§ Supplied text:
◇ ◇ ◇

In December, in a search to find about $36 billion to finance a two-month payroll tax cut, Congress ordered a decade-long increase in the premiums that Fannie Mae and Freddie Mac charge lenders to guarantee principal and interest on home loans.

 

This just makes me even madder. 

 

I’m with him

 

To deal with this political charade for a measly two months – a charade that is going to collapse shortly, because we cannot sustain these astronomical deficits very long – the Congress and Administration connived to impose ten years of surcharge on homeowners nationwide.

 

Something like this

 

Enjoy your payroll tax cut, America – you’ll be paying for it sixty times as long now.

 

Lenders typically pass on the cost of the premiums, known as guarantee fees or G fees, to borrowers as higher interest rates.

 

The move is drawing criticism: It relies on long-term revenues from entities that Democrats and Republicans want to shrink, and the money won’t be spent to offset the risk of loan defaults.

 

Absolutely.  The move is horrible, irresponsible, and so cynical as to make a madam blush.

 

“In effect, this is a tax on Fannie and Freddie mortgages,” said Bert Ely, a banking consultant in Alexandria, Virginia. “When you go to privatize or take any action to wind them down, you have a budget effect that you didn’t have before.”

 

True enough, although the budget implications are minor in the greater scheme of things (I’m sure we could find savings by eliminating the entities’ presumed risk).

 

“It seems to be an inherent contradiction counting on revenue from a 10-year increase in guarantee fees from agencies that might not be around in 10 years,” said Joe Pigg, vice president of mortgage finance at the American Bankers Association, an industry trade group in Washington.

 

Evidently integrity is out the window.

 

There goes the last of our so-called principles

 

Housing analysts say they are concerned that lawmakers will now start looking to the government-sponsored enterprises as sources of funds for purposes unrelated to housing.

 

“Using the G fees as a funding source for general revenues sets a bad precedent for how you’re going to raise revenues,” said Ethan Handelman, vice president for policy and advocacy at the National Housing Conference, which advocates for government policies that support affordable housing.

 

From Recap to testimony: Ethan Handelman

 

My former long-time colleague Ethan’s right, and much more measured than I would be – but then, he represents a big-tent organization, and I represent only my sharp-tongued self.

◇ ◇ ◇

§ Work to do:
**1.** In the commentary on guarantee fees, how much money was Congress trying to find to finance the two-month payroll tax cut?
**2.** Extend the commentary on guarantee fees beyond its final paragraph, keeping the same first-person voice.

§ Recorded information:

◇ ◇ ◇

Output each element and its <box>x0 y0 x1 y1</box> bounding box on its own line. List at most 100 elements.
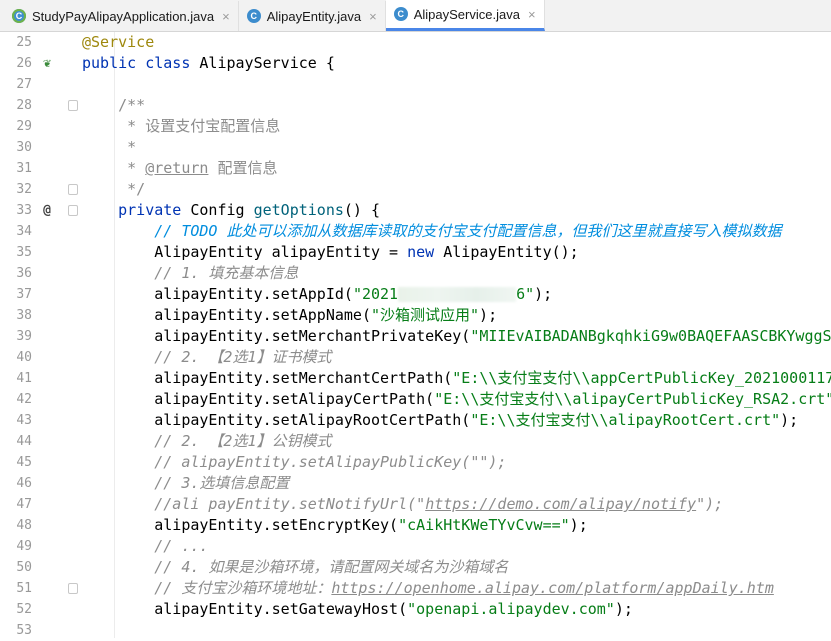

◇ ◇ ◇

§ Exercise results:
**1.** About $36 billion.

**2.**
Fannie Mae and Freddie Mac are also implementing plans of their own to raise guarantee fees even higher. DeMarco said the companies would gradually increase their rates as a way to reduce losses at the companies and limit their cost to taxpayers.

 

At least there is a logical principle here: charge what it costs, put the GSEs on a sound ongoing footing.

 

Those fee increases, which have already begun, are intended to better reflect the degree of risk that the GSEs are assuming when they guarantee mortgages, DeMarco said.

 

The controversy over G fees comes on top of other policy changes that housing analysts say could keep the government entrenched in the mortgage market.

 

In November, House and Senate lawmakers increased the maximum size of FHA-insured loans to $729,750 from $625,500, a move opposed by Republican leaders including Representative Jeb Hensarling of Texas.

 

A fiscal conservative through and through: Hensarling

 

Although Mr. Hensarling opposed it, raising FHA loan limits isn’t particularly controversial – the loan limits should be raised periodically to reflect inflation, although at some point the prices are ‘high enough’ that the federal government need not be involved.

 

Congress’s rush to solve fiscal problems at the end of the year allows decisions to be made without going through the normal deliberative channels that might have produced outcomes more in line with the goal of reducing the government footprint in housing, Pinto said.

 

He is perfectly correct – Congress acts in haste, we collectively repent at leisure, or in this case, over the next decade.

 

“You have these policies being made that aren’t really going through the regular order, and they’re not being discussed and hearings held and testimony taken,” he said. “They’re just being done as an expedient.”

 

Expediency, thy name is politics.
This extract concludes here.